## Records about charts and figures

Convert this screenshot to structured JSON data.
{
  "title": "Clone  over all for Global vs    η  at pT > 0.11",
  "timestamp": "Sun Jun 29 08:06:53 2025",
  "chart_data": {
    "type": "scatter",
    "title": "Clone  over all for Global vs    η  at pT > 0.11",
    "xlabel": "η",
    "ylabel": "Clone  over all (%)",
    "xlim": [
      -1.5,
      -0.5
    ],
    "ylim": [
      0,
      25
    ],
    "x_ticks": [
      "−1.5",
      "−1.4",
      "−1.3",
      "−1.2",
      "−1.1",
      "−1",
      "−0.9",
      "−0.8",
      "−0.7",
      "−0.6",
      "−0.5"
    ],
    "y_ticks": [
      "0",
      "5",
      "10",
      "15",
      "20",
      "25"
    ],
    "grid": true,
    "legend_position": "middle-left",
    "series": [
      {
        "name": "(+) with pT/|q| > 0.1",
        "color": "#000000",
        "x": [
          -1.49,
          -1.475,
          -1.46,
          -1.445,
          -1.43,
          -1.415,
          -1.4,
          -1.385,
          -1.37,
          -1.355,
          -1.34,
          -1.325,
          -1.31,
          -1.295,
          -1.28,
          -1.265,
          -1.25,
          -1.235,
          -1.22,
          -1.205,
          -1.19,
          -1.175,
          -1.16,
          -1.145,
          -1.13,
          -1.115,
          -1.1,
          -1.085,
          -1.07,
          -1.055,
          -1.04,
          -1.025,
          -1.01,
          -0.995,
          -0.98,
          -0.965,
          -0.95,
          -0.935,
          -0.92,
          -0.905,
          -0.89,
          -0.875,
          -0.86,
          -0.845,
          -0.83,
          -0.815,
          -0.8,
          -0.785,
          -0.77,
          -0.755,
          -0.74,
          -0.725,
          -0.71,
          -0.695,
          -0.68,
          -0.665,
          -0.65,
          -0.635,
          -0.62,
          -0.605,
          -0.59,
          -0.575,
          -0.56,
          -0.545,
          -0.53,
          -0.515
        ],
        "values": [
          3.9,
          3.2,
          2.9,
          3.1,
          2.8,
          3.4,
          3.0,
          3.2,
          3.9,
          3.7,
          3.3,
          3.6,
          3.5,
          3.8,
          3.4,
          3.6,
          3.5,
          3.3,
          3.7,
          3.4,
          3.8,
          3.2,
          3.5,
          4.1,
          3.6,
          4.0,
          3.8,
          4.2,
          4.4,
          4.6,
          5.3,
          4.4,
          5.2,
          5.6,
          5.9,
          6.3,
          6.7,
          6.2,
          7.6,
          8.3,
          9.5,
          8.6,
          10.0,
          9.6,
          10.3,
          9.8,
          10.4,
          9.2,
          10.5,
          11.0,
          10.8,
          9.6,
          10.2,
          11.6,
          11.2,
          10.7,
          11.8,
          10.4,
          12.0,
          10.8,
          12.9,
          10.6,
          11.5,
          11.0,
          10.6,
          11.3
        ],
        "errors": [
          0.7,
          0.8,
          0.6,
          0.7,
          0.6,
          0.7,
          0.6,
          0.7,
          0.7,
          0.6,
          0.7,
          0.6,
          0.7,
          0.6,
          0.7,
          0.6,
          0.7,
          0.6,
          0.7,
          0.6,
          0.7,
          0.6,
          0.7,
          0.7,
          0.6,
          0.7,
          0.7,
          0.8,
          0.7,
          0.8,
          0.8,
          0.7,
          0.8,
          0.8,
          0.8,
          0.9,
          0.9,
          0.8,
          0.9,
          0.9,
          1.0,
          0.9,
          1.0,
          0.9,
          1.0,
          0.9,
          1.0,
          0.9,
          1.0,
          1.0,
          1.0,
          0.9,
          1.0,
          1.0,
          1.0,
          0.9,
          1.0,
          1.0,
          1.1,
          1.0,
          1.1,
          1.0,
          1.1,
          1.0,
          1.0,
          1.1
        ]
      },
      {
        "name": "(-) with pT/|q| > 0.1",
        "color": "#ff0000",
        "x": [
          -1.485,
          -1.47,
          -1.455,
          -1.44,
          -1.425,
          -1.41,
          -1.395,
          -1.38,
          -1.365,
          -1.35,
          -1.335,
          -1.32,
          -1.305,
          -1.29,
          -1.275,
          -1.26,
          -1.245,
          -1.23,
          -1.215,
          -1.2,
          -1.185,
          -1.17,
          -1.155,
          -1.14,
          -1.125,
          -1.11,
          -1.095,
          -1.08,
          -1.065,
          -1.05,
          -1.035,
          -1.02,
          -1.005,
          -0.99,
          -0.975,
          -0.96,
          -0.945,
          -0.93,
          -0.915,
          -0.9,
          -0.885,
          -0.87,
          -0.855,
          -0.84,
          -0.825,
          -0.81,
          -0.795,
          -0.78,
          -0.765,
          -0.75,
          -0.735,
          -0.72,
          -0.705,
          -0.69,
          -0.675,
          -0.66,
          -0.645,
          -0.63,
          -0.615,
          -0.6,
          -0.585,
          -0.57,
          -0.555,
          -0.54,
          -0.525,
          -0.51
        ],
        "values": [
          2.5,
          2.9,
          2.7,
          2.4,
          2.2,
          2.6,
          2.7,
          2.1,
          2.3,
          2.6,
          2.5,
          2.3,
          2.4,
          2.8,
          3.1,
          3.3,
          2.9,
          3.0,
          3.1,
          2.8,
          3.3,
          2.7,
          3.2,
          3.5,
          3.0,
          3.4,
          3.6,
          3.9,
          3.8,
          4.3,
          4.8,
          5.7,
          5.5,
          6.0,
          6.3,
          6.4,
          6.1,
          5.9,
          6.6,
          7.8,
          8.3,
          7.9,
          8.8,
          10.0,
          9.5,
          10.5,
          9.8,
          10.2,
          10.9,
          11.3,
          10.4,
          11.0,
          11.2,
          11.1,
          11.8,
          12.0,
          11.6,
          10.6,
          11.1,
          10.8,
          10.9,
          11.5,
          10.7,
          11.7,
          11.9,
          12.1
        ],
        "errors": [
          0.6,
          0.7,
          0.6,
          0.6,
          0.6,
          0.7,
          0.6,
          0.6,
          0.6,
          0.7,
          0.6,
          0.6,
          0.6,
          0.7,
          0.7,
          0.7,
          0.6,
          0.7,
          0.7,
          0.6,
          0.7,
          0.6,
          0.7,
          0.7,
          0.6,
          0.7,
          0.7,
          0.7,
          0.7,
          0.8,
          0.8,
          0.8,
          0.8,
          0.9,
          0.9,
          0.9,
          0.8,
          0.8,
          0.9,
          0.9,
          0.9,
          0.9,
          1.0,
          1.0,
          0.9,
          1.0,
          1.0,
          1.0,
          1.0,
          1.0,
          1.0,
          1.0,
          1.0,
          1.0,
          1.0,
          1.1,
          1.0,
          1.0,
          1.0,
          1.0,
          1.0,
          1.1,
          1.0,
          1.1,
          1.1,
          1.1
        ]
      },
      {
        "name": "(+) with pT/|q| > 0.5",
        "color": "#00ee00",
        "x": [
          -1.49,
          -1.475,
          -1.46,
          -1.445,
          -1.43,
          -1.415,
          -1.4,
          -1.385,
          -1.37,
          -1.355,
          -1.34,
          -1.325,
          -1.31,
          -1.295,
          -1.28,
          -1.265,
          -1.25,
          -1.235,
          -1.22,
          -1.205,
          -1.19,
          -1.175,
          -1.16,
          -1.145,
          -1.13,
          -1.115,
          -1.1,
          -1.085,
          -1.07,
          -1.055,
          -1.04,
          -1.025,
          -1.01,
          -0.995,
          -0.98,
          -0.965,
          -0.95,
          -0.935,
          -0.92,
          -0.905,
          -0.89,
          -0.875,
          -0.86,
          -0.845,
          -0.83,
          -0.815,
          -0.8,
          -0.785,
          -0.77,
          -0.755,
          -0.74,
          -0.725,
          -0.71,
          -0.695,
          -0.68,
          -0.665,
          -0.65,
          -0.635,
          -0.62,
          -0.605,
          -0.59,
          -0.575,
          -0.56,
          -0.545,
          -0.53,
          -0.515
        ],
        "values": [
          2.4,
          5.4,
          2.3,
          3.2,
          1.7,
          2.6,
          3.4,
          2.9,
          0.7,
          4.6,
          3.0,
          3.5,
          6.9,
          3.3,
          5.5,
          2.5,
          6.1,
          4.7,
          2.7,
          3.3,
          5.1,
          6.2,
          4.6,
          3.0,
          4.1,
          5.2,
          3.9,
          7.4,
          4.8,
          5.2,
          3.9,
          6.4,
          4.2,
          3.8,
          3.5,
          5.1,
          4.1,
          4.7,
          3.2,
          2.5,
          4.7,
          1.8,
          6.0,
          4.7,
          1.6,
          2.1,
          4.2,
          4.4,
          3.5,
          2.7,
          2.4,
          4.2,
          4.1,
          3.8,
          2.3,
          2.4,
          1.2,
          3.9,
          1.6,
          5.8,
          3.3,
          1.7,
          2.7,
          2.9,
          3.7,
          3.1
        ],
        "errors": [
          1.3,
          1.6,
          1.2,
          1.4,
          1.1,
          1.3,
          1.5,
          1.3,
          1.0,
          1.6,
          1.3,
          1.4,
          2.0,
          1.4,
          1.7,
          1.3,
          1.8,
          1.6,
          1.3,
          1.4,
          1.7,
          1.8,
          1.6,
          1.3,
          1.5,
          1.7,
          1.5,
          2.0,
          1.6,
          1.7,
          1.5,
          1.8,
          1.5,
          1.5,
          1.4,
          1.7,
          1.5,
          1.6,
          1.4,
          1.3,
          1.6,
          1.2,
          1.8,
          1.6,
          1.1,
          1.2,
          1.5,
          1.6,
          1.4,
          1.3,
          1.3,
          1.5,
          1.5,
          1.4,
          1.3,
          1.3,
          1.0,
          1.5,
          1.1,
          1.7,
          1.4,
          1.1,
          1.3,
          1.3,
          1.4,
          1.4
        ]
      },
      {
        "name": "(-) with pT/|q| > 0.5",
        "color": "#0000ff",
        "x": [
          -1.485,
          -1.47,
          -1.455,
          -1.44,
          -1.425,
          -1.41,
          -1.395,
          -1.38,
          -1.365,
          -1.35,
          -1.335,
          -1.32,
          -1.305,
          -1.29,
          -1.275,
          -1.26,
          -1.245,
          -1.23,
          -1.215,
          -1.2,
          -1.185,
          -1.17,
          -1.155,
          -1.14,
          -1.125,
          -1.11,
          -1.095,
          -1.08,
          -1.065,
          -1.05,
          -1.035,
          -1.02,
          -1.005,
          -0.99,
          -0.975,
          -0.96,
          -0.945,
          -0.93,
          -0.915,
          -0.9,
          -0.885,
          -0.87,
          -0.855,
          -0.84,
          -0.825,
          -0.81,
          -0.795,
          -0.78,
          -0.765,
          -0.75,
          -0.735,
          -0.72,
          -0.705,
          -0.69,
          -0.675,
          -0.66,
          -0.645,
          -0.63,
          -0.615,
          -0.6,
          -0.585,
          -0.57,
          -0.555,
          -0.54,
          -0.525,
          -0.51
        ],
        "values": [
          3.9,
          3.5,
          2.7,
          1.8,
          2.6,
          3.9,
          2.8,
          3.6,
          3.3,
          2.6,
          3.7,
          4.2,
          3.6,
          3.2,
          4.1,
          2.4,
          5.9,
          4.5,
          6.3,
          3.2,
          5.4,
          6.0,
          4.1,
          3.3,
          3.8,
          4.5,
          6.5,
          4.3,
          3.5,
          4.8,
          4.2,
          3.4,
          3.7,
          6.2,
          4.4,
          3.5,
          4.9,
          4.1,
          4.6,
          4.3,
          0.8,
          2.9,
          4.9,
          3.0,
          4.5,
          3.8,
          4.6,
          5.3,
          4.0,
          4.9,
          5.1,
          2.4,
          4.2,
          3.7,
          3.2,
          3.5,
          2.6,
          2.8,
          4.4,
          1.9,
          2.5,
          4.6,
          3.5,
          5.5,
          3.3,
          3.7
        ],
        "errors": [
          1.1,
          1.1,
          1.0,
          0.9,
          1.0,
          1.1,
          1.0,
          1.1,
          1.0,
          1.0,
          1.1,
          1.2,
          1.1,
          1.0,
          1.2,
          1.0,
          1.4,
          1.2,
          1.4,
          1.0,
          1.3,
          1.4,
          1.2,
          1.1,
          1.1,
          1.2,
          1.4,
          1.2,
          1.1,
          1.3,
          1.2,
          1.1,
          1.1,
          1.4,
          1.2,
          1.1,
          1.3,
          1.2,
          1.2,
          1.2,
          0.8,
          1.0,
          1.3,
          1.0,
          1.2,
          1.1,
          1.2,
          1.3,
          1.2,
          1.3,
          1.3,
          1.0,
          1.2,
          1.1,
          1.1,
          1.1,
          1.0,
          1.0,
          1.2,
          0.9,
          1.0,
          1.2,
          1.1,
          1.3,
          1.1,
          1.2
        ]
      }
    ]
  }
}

## DIRECTIVE
Identify all lines where the word "with" shows up. Copy them.

## CORRECT ANSWER
        "name": "(+) with pT/|q| > 0.1",
        "name": "(-) with pT/|q| > 0.1",
        "name": "(+) with pT/|q| > 0.5",
        "name": "(-) with pT/|q| > 0.5",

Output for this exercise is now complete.